TASK DESCRIPTION.
Read the lines that follow and pick out every one containing the word "Chilled".

Extracted data entries:
** START **
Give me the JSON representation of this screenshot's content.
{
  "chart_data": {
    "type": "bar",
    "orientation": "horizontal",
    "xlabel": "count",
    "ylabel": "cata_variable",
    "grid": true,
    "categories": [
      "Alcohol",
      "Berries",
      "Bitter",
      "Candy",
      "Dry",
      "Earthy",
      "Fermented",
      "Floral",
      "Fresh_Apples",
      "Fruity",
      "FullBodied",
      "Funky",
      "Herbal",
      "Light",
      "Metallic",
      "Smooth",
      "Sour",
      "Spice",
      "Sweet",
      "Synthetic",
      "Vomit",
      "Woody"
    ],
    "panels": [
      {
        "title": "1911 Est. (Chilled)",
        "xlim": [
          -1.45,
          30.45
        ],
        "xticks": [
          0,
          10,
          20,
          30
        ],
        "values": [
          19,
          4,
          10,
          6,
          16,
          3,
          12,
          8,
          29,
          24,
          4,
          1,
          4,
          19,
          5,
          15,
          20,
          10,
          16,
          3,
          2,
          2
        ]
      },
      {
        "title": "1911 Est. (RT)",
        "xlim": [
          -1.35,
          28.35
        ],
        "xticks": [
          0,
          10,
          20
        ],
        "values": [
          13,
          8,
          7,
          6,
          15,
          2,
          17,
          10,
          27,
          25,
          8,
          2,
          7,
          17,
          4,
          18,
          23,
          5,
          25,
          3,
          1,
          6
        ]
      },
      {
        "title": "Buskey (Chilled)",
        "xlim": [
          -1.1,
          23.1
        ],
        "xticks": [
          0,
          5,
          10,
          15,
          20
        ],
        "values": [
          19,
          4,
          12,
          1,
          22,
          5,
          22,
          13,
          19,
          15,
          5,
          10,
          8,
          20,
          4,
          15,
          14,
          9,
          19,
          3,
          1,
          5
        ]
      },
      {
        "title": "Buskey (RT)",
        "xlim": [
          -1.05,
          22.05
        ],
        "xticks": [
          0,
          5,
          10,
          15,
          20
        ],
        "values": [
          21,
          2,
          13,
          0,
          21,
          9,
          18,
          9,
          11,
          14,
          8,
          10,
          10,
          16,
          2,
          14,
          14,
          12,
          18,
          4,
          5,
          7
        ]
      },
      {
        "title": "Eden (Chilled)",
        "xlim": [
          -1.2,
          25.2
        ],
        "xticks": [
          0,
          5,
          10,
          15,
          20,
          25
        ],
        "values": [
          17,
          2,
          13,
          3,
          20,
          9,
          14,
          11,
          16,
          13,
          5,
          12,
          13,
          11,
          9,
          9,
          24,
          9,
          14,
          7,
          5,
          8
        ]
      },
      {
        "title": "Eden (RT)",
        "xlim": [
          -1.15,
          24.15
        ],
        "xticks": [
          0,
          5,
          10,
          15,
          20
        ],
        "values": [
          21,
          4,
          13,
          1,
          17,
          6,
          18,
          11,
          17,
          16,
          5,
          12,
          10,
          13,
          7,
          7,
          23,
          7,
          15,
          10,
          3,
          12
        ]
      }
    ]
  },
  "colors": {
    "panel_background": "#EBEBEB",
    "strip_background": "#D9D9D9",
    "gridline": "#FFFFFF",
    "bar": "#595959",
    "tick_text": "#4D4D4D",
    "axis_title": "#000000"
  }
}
** END **
OUTPUT OF THE TASK.
        "title": "1911 Est. (Chilled)",
        "title": "Buskey (Chilled)",
        "title": "Eden (Chilled)",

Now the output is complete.